■ Problem
Copy out each line of the listing that has the word "label" in it.

== Provided entries

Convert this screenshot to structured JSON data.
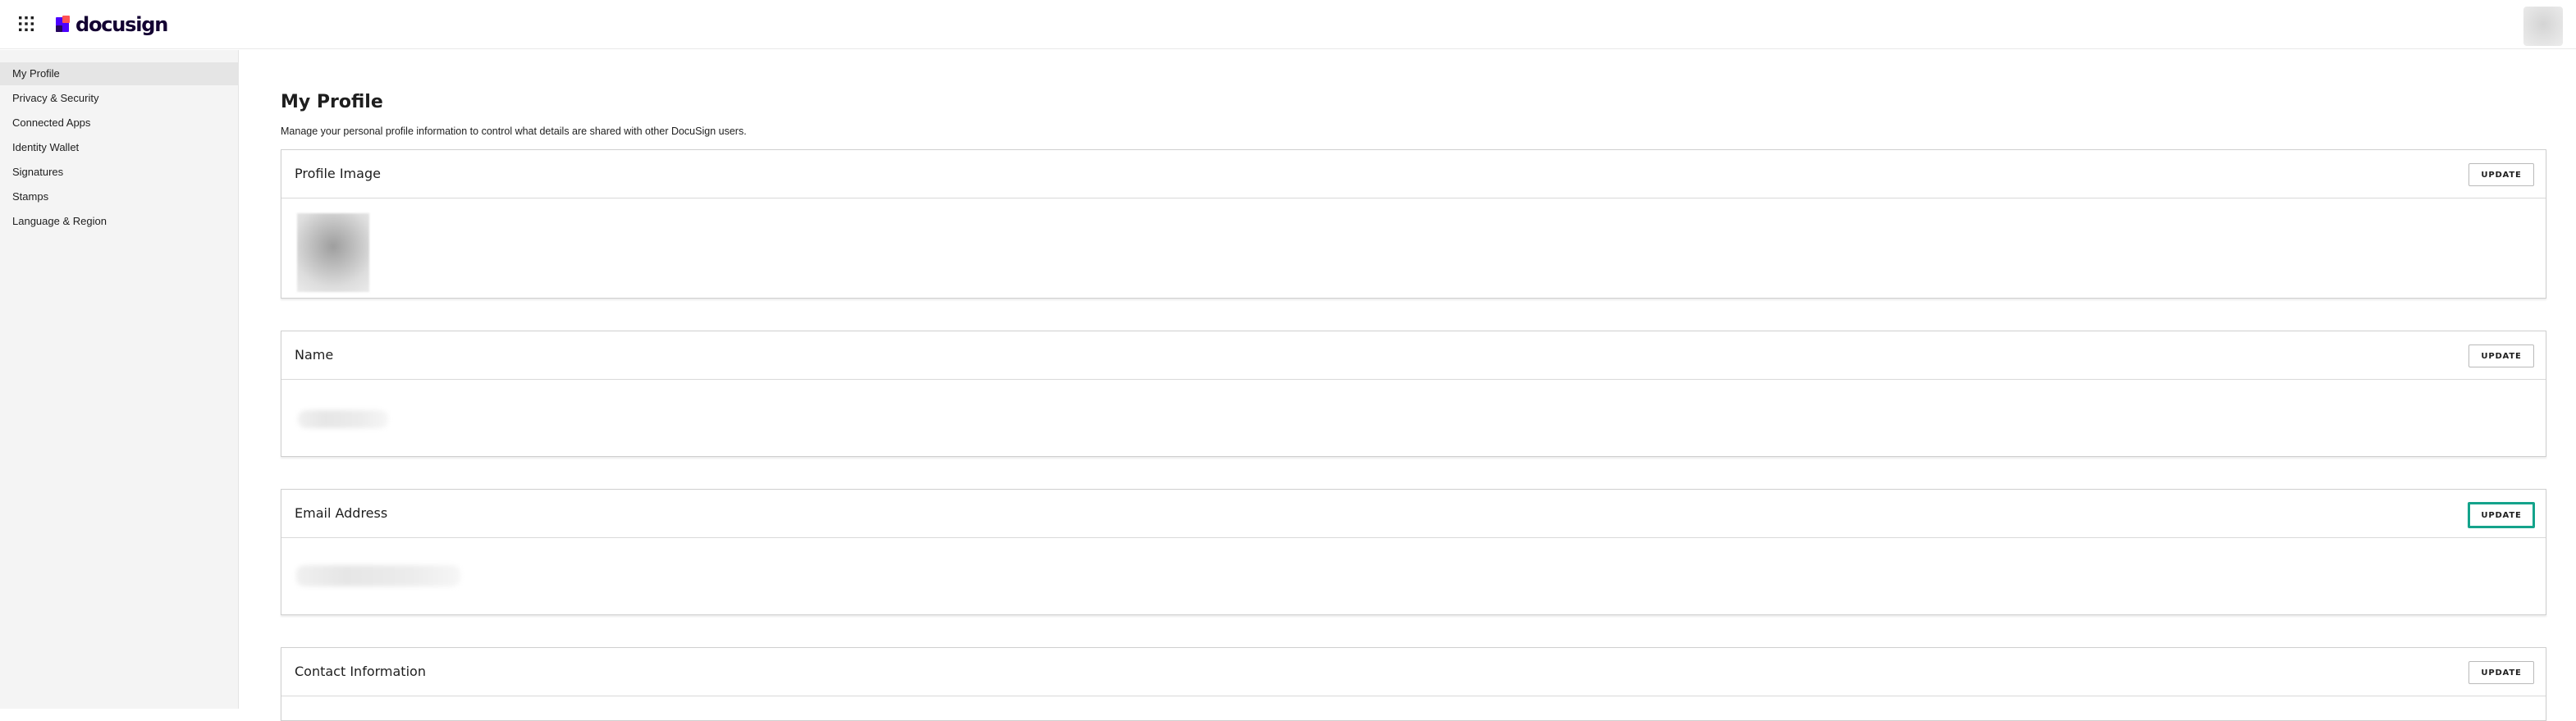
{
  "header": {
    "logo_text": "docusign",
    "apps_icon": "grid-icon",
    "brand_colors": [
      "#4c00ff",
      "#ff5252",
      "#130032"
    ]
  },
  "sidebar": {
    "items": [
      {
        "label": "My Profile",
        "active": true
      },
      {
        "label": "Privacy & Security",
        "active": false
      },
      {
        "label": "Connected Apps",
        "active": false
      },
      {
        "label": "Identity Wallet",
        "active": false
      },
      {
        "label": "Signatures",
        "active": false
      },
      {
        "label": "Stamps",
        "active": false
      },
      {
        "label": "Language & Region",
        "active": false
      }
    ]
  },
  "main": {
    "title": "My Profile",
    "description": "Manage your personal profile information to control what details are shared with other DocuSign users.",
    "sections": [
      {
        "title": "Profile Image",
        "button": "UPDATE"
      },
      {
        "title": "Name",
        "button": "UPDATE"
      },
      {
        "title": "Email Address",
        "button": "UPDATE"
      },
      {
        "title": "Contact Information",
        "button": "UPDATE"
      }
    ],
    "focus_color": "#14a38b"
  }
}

====

■ Response to this task
        "label": "My Profile",
        "label": "Privacy & Security",
        "label": "Connected Apps",
        "label": "Identity Wallet",
        "label": "Signatures",
        "label": "Stamps",
        "label": "Language & Region",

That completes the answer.